* To be done:
Quote the records below in full, exactly as given, with the images taken out.

BEGIN Data for the task

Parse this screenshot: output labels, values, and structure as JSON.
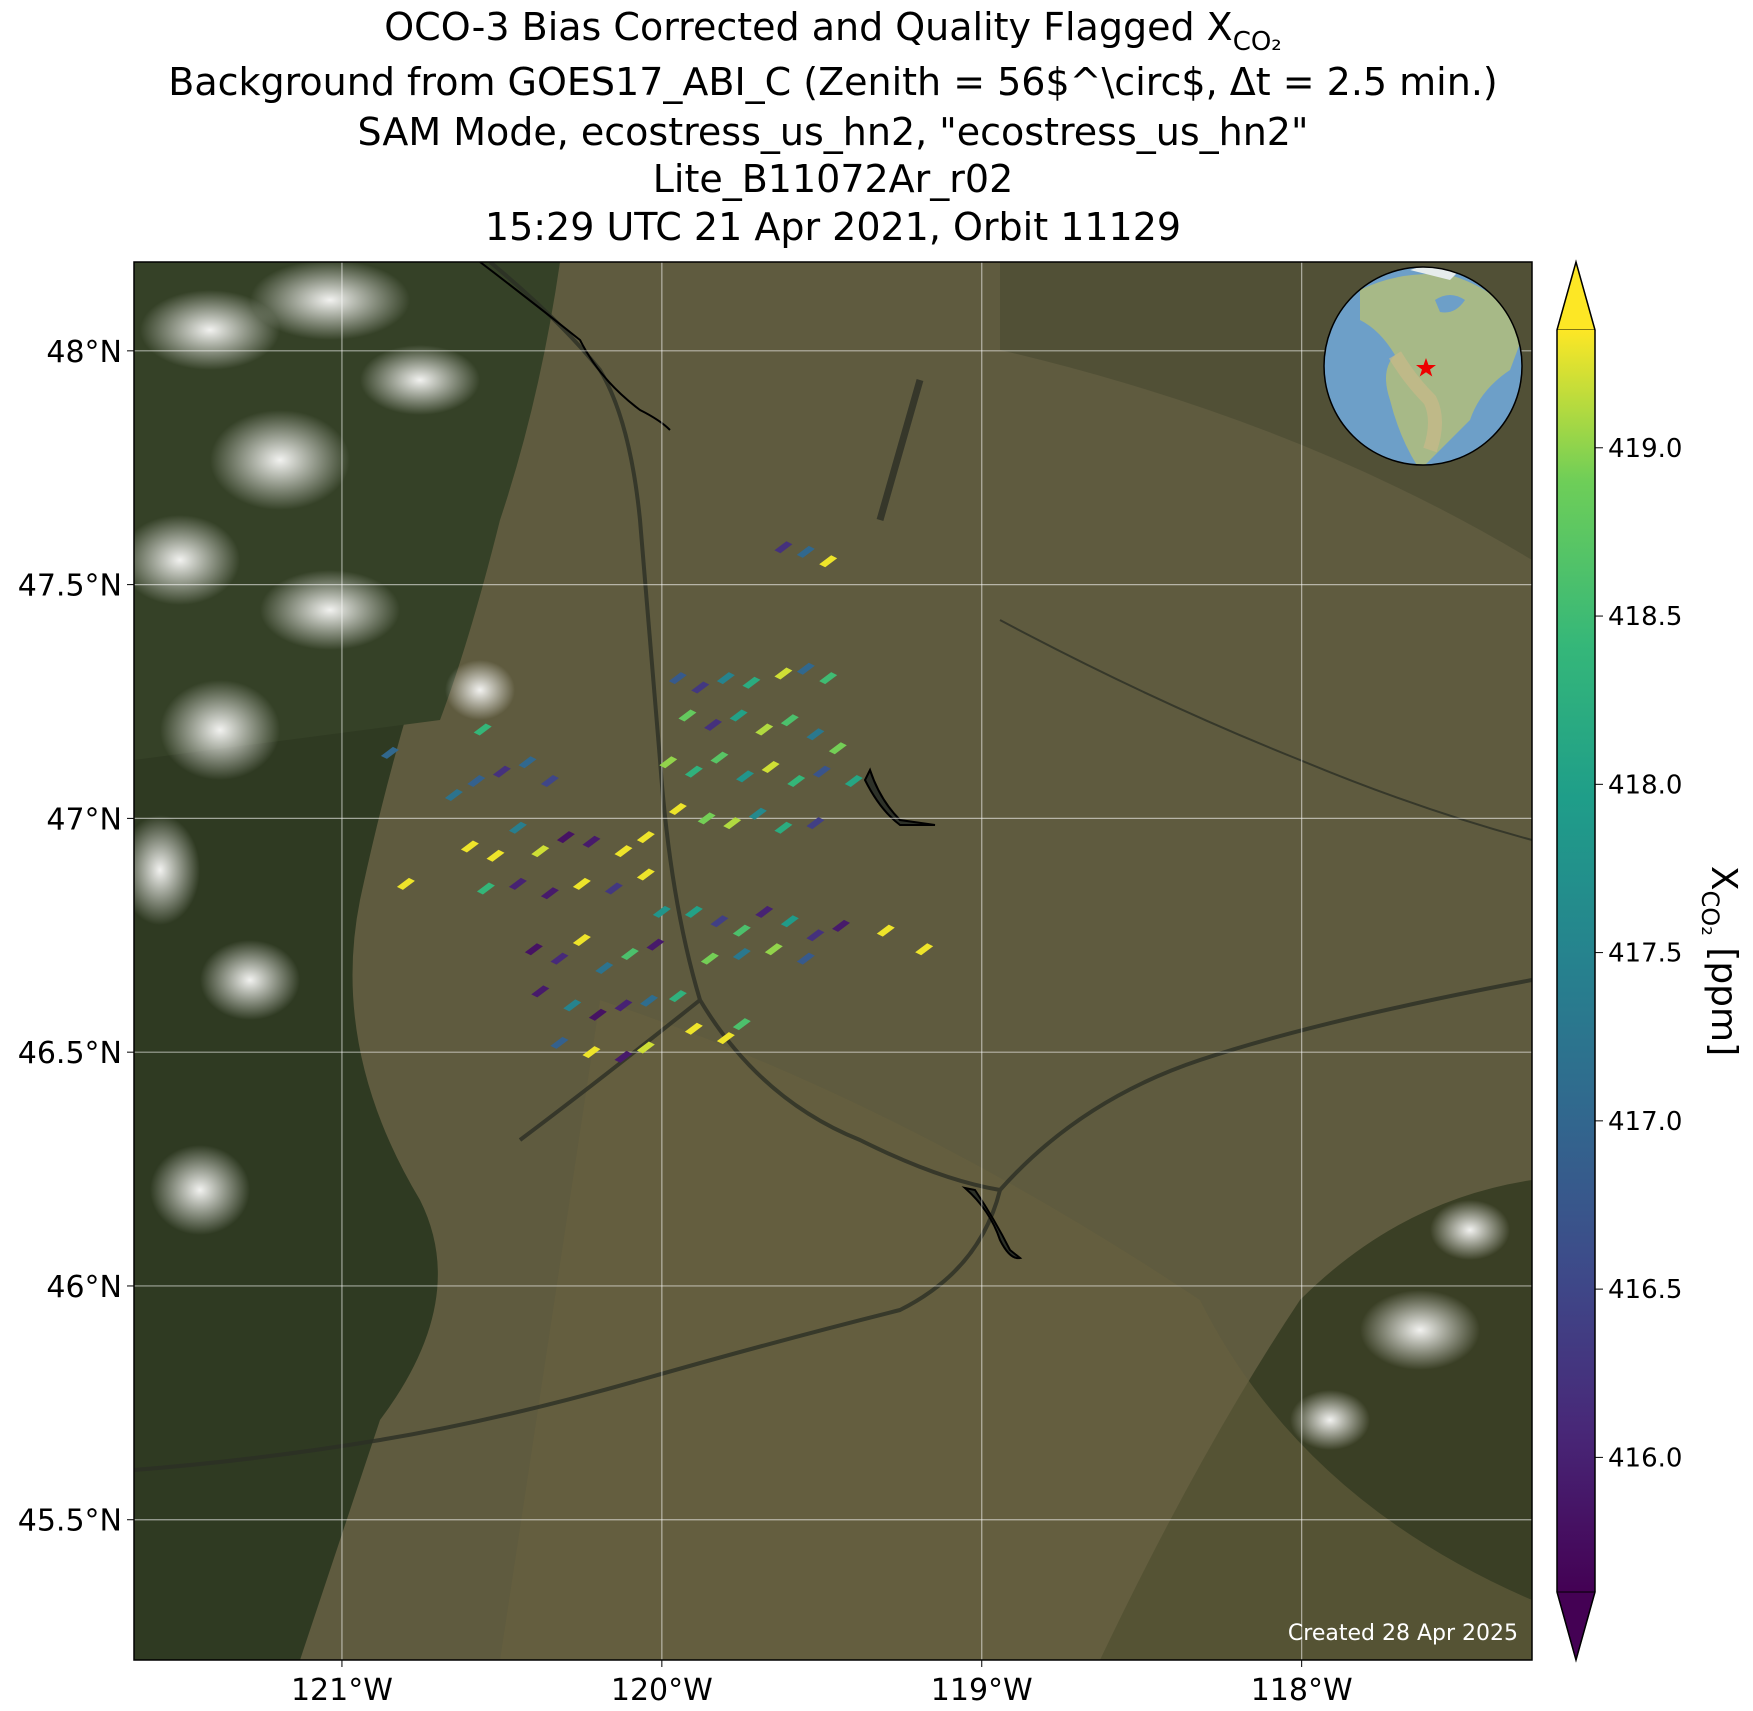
{
  "map_data": {
    "title_lines": [
      "OCO-3 Bias Corrected and Quality Flagged X",
      "Background from GOES17_ABI_C (Zenith = 56$^\\circ$, Δt =  2.5 min.)",
      "SAM Mode, ecostress_us_hn2, \"ecostress_us_hn2\"",
      "Lite_B11072Ar_r02",
      "15:29 UTC 21 Apr 2021, Orbit 11129"
    ],
    "title_subscript": "CO₂",
    "lon_range": [
      -121.65,
      -117.28
    ],
    "lat_range": [
      45.2,
      48.19
    ],
    "lon_ticks": [
      {
        "value": -121,
        "label": "121°W"
      },
      {
        "value": -120,
        "label": "120°W"
      },
      {
        "value": -119,
        "label": "119°W"
      },
      {
        "value": -118,
        "label": "118°W"
      }
    ],
    "lat_ticks": [
      {
        "value": 45.5,
        "label": "45.5°N"
      },
      {
        "value": 46,
        "label": "46°N"
      },
      {
        "value": 46.5,
        "label": "46.5°N"
      },
      {
        "value": 47,
        "label": "47°N"
      },
      {
        "value": 47.5,
        "label": "47.5°N"
      },
      {
        "value": 48,
        "label": "48°N"
      }
    ],
    "grid": true,
    "colorbar": {
      "range": [
        415.6,
        419.35
      ],
      "colormap": "viridis",
      "label": "X",
      "label_subscript": "CO₂",
      "label_units": " [ppm]",
      "ticks": [
        {
          "value": 416,
          "label": "416.0"
        },
        {
          "value": 416.5,
          "label": "416.5"
        },
        {
          "value": 417,
          "label": "417.0"
        },
        {
          "value": 417.5,
          "label": "417.5"
        },
        {
          "value": 418,
          "label": "418.0"
        },
        {
          "value": 418.5,
          "label": "418.5"
        },
        {
          "value": 419,
          "label": "419.0"
        }
      ]
    },
    "soundings": {
      "lon": [
        -119.95,
        -119.88,
        -119.8,
        -119.72,
        -119.62,
        -119.55,
        -119.48,
        -119.92,
        -119.84,
        -119.76,
        -119.68,
        -119.6,
        -119.52,
        -119.45,
        -119.98,
        -119.9,
        -119.82,
        -119.74,
        -119.66,
        -119.58,
        -119.5,
        -119.4,
        -119.95,
        -119.86,
        -119.78,
        -119.7,
        -119.62,
        -119.52,
        -120.65,
        -120.58,
        -120.5,
        -120.42,
        -120.35,
        -120.6,
        -120.52,
        -120.45,
        -120.38,
        -120.3,
        -120.22,
        -120.12,
        -120.05,
        -120.55,
        -120.45,
        -120.35,
        -120.25,
        -120.15,
        -120.05,
        -120.0,
        -120.4,
        -120.32,
        -120.25,
        -120.18,
        -120.1,
        -120.02,
        -120.38,
        -120.28,
        -120.2,
        -120.12,
        -120.04,
        -119.95,
        -120.32,
        -120.22,
        -120.12,
        -120.05,
        -119.9,
        -119.82,
        -119.75,
        -119.68,
        -119.6,
        -119.52,
        -119.44,
        -119.85,
        -119.75,
        -119.65,
        -119.55,
        -119.9,
        -119.8,
        -119.75,
        -119.62,
        -119.55,
        -119.48,
        -120.8,
        -119.3,
        -119.18,
        -120.85,
        -120.56
      ],
      "lat": [
        47.3,
        47.28,
        47.3,
        47.29,
        47.31,
        47.32,
        47.3,
        47.22,
        47.2,
        47.22,
        47.19,
        47.21,
        47.18,
        47.15,
        47.12,
        47.1,
        47.13,
        47.09,
        47.11,
        47.08,
        47.1,
        47.08,
        47.02,
        47.0,
        46.99,
        47.01,
        46.98,
        46.99,
        47.05,
        47.08,
        47.1,
        47.12,
        47.08,
        46.94,
        46.92,
        46.98,
        46.93,
        46.96,
        46.95,
        46.93,
        46.96,
        46.85,
        46.86,
        46.84,
        46.86,
        46.85,
        46.88,
        46.8,
        46.72,
        46.7,
        46.74,
        46.68,
        46.71,
        46.73,
        46.63,
        46.6,
        46.58,
        46.6,
        46.61,
        46.62,
        46.52,
        46.5,
        46.49,
        46.51,
        46.8,
        46.78,
        46.76,
        46.8,
        46.78,
        46.75,
        46.77,
        46.7,
        46.71,
        46.72,
        46.7,
        46.55,
        46.53,
        46.56,
        47.58,
        47.57,
        47.55,
        46.86,
        46.76,
        46.72,
        47.14,
        47.19
      ],
      "xco2": [
        416.8,
        416.3,
        417.5,
        418.2,
        419.2,
        417.0,
        418.5,
        418.8,
        416.2,
        418.0,
        419.1,
        418.6,
        417.3,
        418.9,
        419.0,
        418.3,
        418.7,
        417.8,
        419.2,
        418.4,
        416.7,
        418.1,
        419.3,
        418.9,
        419.1,
        417.6,
        418.2,
        416.4,
        417.2,
        416.9,
        416.2,
        417.0,
        416.5,
        419.3,
        419.3,
        417.4,
        419.2,
        415.8,
        415.9,
        419.3,
        419.3,
        418.4,
        416.0,
        415.9,
        419.3,
        416.3,
        419.3,
        417.8,
        415.8,
        416.1,
        419.3,
        417.2,
        418.6,
        415.9,
        415.9,
        417.5,
        415.8,
        416.0,
        417.1,
        418.3,
        416.9,
        419.3,
        415.9,
        419.2,
        418.0,
        416.4,
        418.6,
        416.0,
        417.9,
        416.2,
        415.9,
        418.9,
        417.3,
        419.0,
        416.8,
        419.3,
        419.3,
        418.6,
        416.2,
        417.0,
        419.3,
        419.3,
        419.3,
        419.3,
        417.0,
        418.4
      ]
    },
    "footer": "Created 28 Apr 2025"
  }
}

END Data for the task

* Exercise output:
Parse this screenshot: output labels, values, and structure as JSON.
{
  "map_data": {
    "title_lines": [
      "OCO-3 Bias Corrected and Quality Flagged X",
      "Background from GOES17_ABI_C (Zenith = 56$^\\circ$, Δt =  2.5 min.)",
      "SAM Mode, ecostress_us_hn2, \"ecostress_us_hn2\"",
      "Lite_B11072Ar_r02",
      "15:29 UTC 21 Apr 2021, Orbit 11129"
    ],
    "title_subscript": "CO₂",
    "lon_range": [
      -121.65,
      -117.28
    ],
    "lat_range": [
      45.2,
      48.19
    ],
    "lon_ticks": [
      {
        "value": -121,
        "label": "121°W"
      },
      {
        "value": -120,
        "label": "120°W"
      },
      {
        "value": -119,
        "label": "119°W"
      },
      {
        "value": -118,
        "label": "118°W"
      }
    ],
    "lat_ticks": [
      {
        "value": 45.5,
        "label": "45.5°N"
      },
      {
        "value": 46,
        "label": "46°N"
      },
      {
        "value": 46.5,
        "label": "46.5°N"
      },
      {
        "value": 47,
        "label": "47°N"
      },
      {
        "value": 47.5,
        "label": "47.5°N"
      },
      {
        "value": 48,
        "label": "48°N"
      }
    ],
    "grid": true,
    "colorbar": {
      "range": [
        415.6,
        419.35
      ],
      "colormap": "viridis",
      "label": "X",
      "label_subscript": "CO₂",
      "label_units": " [ppm]",
      "ticks": [
        {
          "value": 416,
          "label": "416.0"
        },
        {
          "value": 416.5,
          "label": "416.5"
        },
        {
          "value": 417,
          "label": "417.0"
        },
        {
          "value": 417.5,
          "label": "417.5"
        },
        {
          "value": 418,
          "label": "418.0"
        },
        {
          "value": 418.5,
          "label": "418.5"
        },
        {
          "value": 419,
          "label": "419.0"
        }
      ]
    },
    "soundings": {
      "lon": [
        -119.95,
        -119.88,
        -119.8,
        -119.72,
        -119.62,
        -119.55,
        -119.48,
        -119.92,
        -119.84,
        -119.76,
        -119.68,
        -119.6,
        -119.52,
        -119.45,
        -119.98,
        -119.9,
        -119.82,
        -119.74,
        -119.66,
        -119.58,
        -119.5,
        -119.4,
        -119.95,
        -119.86,
        -119.78,
        -119.7,
        -119.62,
        -119.52,
        -120.65,
        -120.58,
        -120.5,
        -120.42,
        -120.35,
        -120.6,
        -120.52,
        -120.45,
        -120.38,
        -120.3,
        -120.22,
        -120.12,
        -120.05,
        -120.55,
        -120.45,
        -120.35,
        -120.25,
        -120.15,
        -120.05,
        -120.0,
        -120.4,
        -120.32,
        -120.25,
        -120.18,
        -120.1,
        -120.02,
        -120.38,
        -120.28,
        -120.2,
        -120.12,
        -120.04,
        -119.95,
        -120.32,
        -120.22,
        -120.12,
        -120.05,
        -119.9,
        -119.82,
        -119.75,
        -119.68,
        -119.6,
        -119.52,
        -119.44,
        -119.85,
        -119.75,
        -119.65,
        -119.55,
        -119.9,
        -119.8,
        -119.75,
        -119.62,
        -119.55,
        -119.48,
        -120.8,
        -119.3,
        -119.18,
        -120.85,
        -120.56
      ],
      "lat": [
        47.3,
        47.28,
        47.3,
        47.29,
        47.31,
        47.32,
        47.3,
        47.22,
        47.2,
        47.22,
        47.19,
        47.21,
        47.18,
        47.15,
        47.12,
        47.1,
        47.13,
        47.09,
        47.11,
        47.08,
        47.1,
        47.08,
        47.02,
        47.0,
        46.99,
        47.01,
        46.98,
        46.99,
        47.05,
        47.08,
        47.1,
        47.12,
        47.08,
        46.94,
        46.92,
        46.98,
        46.93,
        46.96,
        46.95,
        46.93,
        46.96,
        46.85,
        46.86,
        46.84,
        46.86,
        46.85,
        46.88,
        46.8,
        46.72,
        46.7,
        46.74,
        46.68,
        46.71,
        46.73,
        46.63,
        46.6,
        46.58,
        46.6,
        46.61,
        46.62,
        46.52,
        46.5,
        46.49,
        46.51,
        46.8,
        46.78,
        46.76,
        46.8,
        46.78,
        46.75,
        46.77,
        46.7,
        46.71,
        46.72,
        46.7,
        46.55,
        46.53,
        46.56,
        47.58,
        47.57,
        47.55,
        46.86,
        46.76,
        46.72,
        47.14,
        47.19
      ],
      "xco2": [
        416.8,
        416.3,
        417.5,
        418.2,
        419.2,
        417.0,
        418.5,
        418.8,
        416.2,
        418.0,
        419.1,
        418.6,
        417.3,
        418.9,
        419.0,
        418.3,
        418.7,
        417.8,
        419.2,
        418.4,
        416.7,
        418.1,
        419.3,
        418.9,
        419.1,
        417.6,
        418.2,
        416.4,
        417.2,
        416.9,
        416.2,
        417.0,
        416.5,
        419.3,
        419.3,
        417.4,
        419.2,
        415.8,
        415.9,
        419.3,
        419.3,
        418.4,
        416.0,
        415.9,
        419.3,
        416.3,
        419.3,
        417.8,
        415.8,
        416.1,
        419.3,
        417.2,
        418.6,
        415.9,
        415.9,
        417.5,
        415.8,
        416.0,
        417.1,
        418.3,
        416.9,
        419.3,
        415.9,
        419.2,
        418.0,
        416.4,
        418.6,
        416.0,
        417.9,
        416.2,
        415.9,
        418.9,
        417.3,
        419.0,
        416.8,
        419.3,
        419.3,
        418.6,
        416.2,
        417.0,
        419.3,
        419.3,
        419.3,
        419.3,
        417.0,
        418.4
      ]
    },
    "footer": "Created 28 Apr 2025"
  }
}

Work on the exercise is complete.